== INSTRUCTION ==
Copy every line of the data below word for word, changing nothing.

[Source data]
□ □ □
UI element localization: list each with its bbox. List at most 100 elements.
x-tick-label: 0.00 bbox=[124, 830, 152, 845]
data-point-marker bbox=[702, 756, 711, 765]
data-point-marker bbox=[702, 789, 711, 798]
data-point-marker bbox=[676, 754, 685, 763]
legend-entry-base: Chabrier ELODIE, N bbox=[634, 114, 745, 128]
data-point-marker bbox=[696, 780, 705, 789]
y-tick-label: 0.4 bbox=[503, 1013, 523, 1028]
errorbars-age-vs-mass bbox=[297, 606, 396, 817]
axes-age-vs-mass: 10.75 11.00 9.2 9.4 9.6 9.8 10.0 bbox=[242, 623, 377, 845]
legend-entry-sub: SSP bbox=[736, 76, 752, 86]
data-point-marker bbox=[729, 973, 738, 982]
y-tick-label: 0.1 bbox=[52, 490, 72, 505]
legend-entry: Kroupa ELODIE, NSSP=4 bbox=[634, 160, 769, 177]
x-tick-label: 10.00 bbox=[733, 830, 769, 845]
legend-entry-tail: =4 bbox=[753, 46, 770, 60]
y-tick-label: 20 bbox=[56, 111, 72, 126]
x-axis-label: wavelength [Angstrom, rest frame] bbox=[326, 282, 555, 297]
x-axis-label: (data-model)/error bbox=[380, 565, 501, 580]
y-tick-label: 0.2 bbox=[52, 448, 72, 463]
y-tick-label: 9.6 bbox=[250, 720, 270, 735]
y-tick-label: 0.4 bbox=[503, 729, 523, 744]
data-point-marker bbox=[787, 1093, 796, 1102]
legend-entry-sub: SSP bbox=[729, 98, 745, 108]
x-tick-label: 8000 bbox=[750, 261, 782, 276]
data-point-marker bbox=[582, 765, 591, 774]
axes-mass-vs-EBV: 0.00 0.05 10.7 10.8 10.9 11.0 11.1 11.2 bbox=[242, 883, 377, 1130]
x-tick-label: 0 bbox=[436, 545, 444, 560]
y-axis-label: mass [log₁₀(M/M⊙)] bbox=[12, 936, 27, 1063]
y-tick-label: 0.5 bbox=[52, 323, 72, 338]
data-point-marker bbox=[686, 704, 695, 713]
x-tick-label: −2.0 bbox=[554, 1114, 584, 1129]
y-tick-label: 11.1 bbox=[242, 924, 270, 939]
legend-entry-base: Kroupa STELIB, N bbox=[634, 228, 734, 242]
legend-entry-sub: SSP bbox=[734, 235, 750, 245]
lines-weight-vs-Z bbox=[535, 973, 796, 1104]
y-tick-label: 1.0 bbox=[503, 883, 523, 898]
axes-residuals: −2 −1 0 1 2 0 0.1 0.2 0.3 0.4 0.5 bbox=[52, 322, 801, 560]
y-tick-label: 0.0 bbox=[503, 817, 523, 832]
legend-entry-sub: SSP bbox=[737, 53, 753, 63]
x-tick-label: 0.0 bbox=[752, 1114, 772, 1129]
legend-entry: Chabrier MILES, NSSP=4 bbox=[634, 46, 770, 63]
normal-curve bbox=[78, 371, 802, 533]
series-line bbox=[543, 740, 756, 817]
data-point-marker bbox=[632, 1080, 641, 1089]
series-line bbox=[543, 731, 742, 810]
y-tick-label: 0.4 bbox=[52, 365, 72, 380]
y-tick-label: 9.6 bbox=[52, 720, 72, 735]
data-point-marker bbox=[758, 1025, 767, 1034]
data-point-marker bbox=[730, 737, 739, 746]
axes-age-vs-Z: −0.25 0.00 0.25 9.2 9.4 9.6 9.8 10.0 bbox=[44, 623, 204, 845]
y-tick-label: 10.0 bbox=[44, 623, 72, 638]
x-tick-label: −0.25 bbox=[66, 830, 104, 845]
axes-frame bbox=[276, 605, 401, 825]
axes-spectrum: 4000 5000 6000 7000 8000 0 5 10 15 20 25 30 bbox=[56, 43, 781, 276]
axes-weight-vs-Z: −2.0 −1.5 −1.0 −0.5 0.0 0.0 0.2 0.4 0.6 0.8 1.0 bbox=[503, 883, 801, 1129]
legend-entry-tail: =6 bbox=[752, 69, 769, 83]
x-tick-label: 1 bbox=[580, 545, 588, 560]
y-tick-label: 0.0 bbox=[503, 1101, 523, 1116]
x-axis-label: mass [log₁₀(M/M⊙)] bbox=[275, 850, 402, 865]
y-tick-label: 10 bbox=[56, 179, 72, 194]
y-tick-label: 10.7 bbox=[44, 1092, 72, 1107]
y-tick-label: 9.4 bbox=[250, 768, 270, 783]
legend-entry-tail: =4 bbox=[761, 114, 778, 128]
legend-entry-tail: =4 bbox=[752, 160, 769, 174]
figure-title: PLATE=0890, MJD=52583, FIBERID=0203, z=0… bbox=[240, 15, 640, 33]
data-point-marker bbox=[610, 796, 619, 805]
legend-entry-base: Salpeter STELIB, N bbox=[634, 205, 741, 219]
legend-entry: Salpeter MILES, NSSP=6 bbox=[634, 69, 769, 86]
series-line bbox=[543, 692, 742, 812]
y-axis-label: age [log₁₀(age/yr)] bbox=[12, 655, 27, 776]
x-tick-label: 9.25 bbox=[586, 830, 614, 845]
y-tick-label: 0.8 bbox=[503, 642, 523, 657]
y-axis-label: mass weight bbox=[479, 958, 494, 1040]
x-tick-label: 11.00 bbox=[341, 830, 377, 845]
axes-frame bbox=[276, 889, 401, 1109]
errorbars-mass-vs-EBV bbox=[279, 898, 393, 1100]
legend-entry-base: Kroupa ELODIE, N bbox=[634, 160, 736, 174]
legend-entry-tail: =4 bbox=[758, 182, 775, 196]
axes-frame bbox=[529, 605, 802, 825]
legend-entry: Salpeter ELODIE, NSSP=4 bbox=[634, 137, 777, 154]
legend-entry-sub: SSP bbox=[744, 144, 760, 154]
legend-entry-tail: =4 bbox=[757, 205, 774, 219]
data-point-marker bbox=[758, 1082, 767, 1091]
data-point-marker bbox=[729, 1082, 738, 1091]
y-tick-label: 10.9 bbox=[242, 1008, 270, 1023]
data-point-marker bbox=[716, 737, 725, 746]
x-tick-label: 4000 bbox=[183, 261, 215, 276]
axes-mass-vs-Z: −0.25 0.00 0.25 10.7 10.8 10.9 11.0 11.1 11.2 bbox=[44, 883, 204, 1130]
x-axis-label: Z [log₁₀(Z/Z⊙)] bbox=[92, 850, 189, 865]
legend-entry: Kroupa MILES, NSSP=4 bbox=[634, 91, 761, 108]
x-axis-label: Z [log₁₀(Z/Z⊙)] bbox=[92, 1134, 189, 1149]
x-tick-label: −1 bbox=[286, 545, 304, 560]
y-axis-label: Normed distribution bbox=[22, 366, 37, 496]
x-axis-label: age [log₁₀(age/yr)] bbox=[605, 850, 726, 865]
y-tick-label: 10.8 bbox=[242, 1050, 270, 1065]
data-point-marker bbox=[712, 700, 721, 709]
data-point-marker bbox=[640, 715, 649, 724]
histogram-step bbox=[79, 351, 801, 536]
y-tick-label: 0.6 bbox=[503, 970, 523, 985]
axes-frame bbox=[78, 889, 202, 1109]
□ □ □
== SOLUTION TO THE EXERCISE ==
UI element localization: list each with its bbox. List at most 100 elements.
x-tick-label: 0.00 bbox=[124, 830, 152, 845]
data-point-marker bbox=[702, 756, 711, 765]
data-point-marker bbox=[702, 789, 711, 798]
data-point-marker bbox=[676, 754, 685, 763]
legend-entry-base: Chabrier ELODIE, N bbox=[634, 114, 745, 128]
data-point-marker bbox=[696, 780, 705, 789]
y-tick-label: 0.4 bbox=[503, 1013, 523, 1028]
errorbars-age-vs-mass bbox=[297, 606, 396, 817]
axes-age-vs-mass: 10.75 11.00 9.2 9.4 9.6 9.8 10.0 bbox=[242, 623, 377, 845]
legend-entry-sub: SSP bbox=[736, 76, 752, 86]
data-point-marker bbox=[729, 973, 738, 982]
y-tick-label: 0.1 bbox=[52, 490, 72, 505]
legend-entry: Kroupa ELODIE, NSSP=4 bbox=[634, 160, 769, 177]
x-tick-label: 10.00 bbox=[733, 830, 769, 845]
legend-entry-tail: =4 bbox=[753, 46, 770, 60]
y-tick-label: 20 bbox=[56, 111, 72, 126]
x-axis-label: wavelength [Angstrom, rest frame] bbox=[326, 282, 555, 297]
x-axis-label: (data-model)/error bbox=[380, 565, 501, 580]
y-tick-label: 0.2 bbox=[52, 448, 72, 463]
y-tick-label: 9.6 bbox=[250, 720, 270, 735]
y-tick-label: 0.4 bbox=[503, 729, 523, 744]
data-point-marker bbox=[787, 1093, 796, 1102]
legend-entry-sub: SSP bbox=[729, 98, 745, 108]
x-tick-label: 8000 bbox=[750, 261, 782, 276]
data-point-marker bbox=[582, 765, 591, 774]
axes-mass-vs-EBV: 0.00 0.05 10.7 10.8 10.9 11.0 11.1 11.2 bbox=[242, 883, 377, 1130]
x-tick-label: 0 bbox=[436, 545, 444, 560]
y-axis-label: mass [log₁₀(M/M⊙)] bbox=[12, 936, 27, 1063]
y-tick-label: 0.5 bbox=[52, 323, 72, 338]
data-point-marker bbox=[686, 704, 695, 713]
x-tick-label: −2.0 bbox=[554, 1114, 584, 1129]
y-tick-label: 11.1 bbox=[242, 924, 270, 939]
legend-entry-base: Kroupa STELIB, N bbox=[634, 228, 734, 242]
legend-entry-sub: SSP bbox=[734, 235, 750, 245]
lines-weight-vs-Z bbox=[535, 973, 796, 1104]
y-tick-label: 1.0 bbox=[503, 883, 523, 898]
axes-residuals: −2 −1 0 1 2 0 0.1 0.2 0.3 0.4 0.5 bbox=[52, 322, 801, 560]
y-tick-label: 0.0 bbox=[503, 817, 523, 832]
legend-entry-sub: SSP bbox=[737, 53, 753, 63]
x-tick-label: 0.0 bbox=[752, 1114, 772, 1129]
legend-entry: Chabrier MILES, NSSP=4 bbox=[634, 46, 770, 63]
normal-curve bbox=[78, 371, 802, 533]
series-line bbox=[543, 740, 756, 817]
data-point-marker bbox=[632, 1080, 641, 1089]
series-line bbox=[543, 731, 742, 810]
y-tick-label: 0.4 bbox=[52, 365, 72, 380]
y-tick-label: 9.6 bbox=[52, 720, 72, 735]
data-point-marker bbox=[758, 1025, 767, 1034]
data-point-marker bbox=[730, 737, 739, 746]
axes-age-vs-Z: −0.25 0.00 0.25 9.2 9.4 9.6 9.8 10.0 bbox=[44, 623, 204, 845]
y-tick-label: 10.0 bbox=[44, 623, 72, 638]
x-tick-label: −0.25 bbox=[66, 830, 104, 845]
axes-frame bbox=[276, 605, 401, 825]
axes-spectrum: 4000 5000 6000 7000 8000 0 5 10 15 20 25 30 bbox=[56, 43, 781, 276]
axes-weight-vs-Z: −2.0 −1.5 −1.0 −0.5 0.0 0.0 0.2 0.4 0.6 0.8 1.0 bbox=[503, 883, 801, 1129]
legend-entry-tail: =6 bbox=[752, 69, 769, 83]
x-tick-label: 1 bbox=[580, 545, 588, 560]
y-tick-label: 0.0 bbox=[503, 1101, 523, 1116]
x-axis-label: mass [log₁₀(M/M⊙)] bbox=[275, 850, 402, 865]
y-tick-label: 10 bbox=[56, 179, 72, 194]
y-tick-label: 10.7 bbox=[44, 1092, 72, 1107]
y-tick-label: 9.4 bbox=[250, 768, 270, 783]
legend-entry-tail: =4 bbox=[761, 114, 778, 128]
legend-entry-tail: =4 bbox=[752, 160, 769, 174]
figure-title: PLATE=0890, MJD=52583, FIBERID=0203, z=0… bbox=[240, 15, 640, 33]
data-point-marker bbox=[610, 796, 619, 805]
legend-entry-base: Salpeter STELIB, N bbox=[634, 205, 741, 219]
legend-entry: Salpeter MILES, NSSP=6 bbox=[634, 69, 769, 86]
series-line bbox=[543, 692, 742, 812]
y-axis-label: age [log₁₀(age/yr)] bbox=[12, 655, 27, 776]
x-tick-label: 9.25 bbox=[586, 830, 614, 845]
y-tick-label: 0.8 bbox=[503, 642, 523, 657]
y-axis-label: mass weight bbox=[479, 958, 494, 1040]
x-tick-label: 11.00 bbox=[341, 830, 377, 845]
axes-frame bbox=[276, 889, 401, 1109]
errorbars-mass-vs-EBV bbox=[279, 898, 393, 1100]
legend-entry-base: Kroupa ELODIE, N bbox=[634, 160, 736, 174]
legend-entry-tail: =4 bbox=[758, 182, 775, 196]
axes-frame bbox=[529, 605, 802, 825]
legend-entry: Salpeter ELODIE, NSSP=4 bbox=[634, 137, 777, 154]
legend-entry-sub: SSP bbox=[744, 144, 760, 154]
legend-entry-tail: =4 bbox=[757, 205, 774, 219]
data-point-marker bbox=[758, 1082, 767, 1091]
data-point-marker bbox=[729, 1082, 738, 1091]
y-tick-label: 10.9 bbox=[242, 1008, 270, 1023]
data-point-marker bbox=[716, 737, 725, 746]
x-tick-label: 4000 bbox=[183, 261, 215, 276]
axes-mass-vs-Z: −0.25 0.00 0.25 10.7 10.8 10.9 11.0 11.1 11.2 bbox=[44, 883, 204, 1130]
x-axis-label: Z [log₁₀(Z/Z⊙)] bbox=[92, 850, 189, 865]
legend-entry: Kroupa MILES, NSSP=4 bbox=[634, 91, 761, 108]
x-axis-label: Z [log₁₀(Z/Z⊙)] bbox=[92, 1134, 189, 1149]
x-tick-label: −1 bbox=[286, 545, 304, 560]
y-axis-label: Normed distribution bbox=[22, 366, 37, 496]
x-axis-label: age [log₁₀(age/yr)] bbox=[605, 850, 726, 865]
y-tick-label: 10.8 bbox=[242, 1050, 270, 1065]
data-point-marker bbox=[712, 700, 721, 709]
data-point-marker bbox=[640, 715, 649, 724]
histogram-step bbox=[79, 351, 801, 536]
y-tick-label: 0.6 bbox=[503, 970, 523, 985]
axes-frame bbox=[78, 889, 202, 1109]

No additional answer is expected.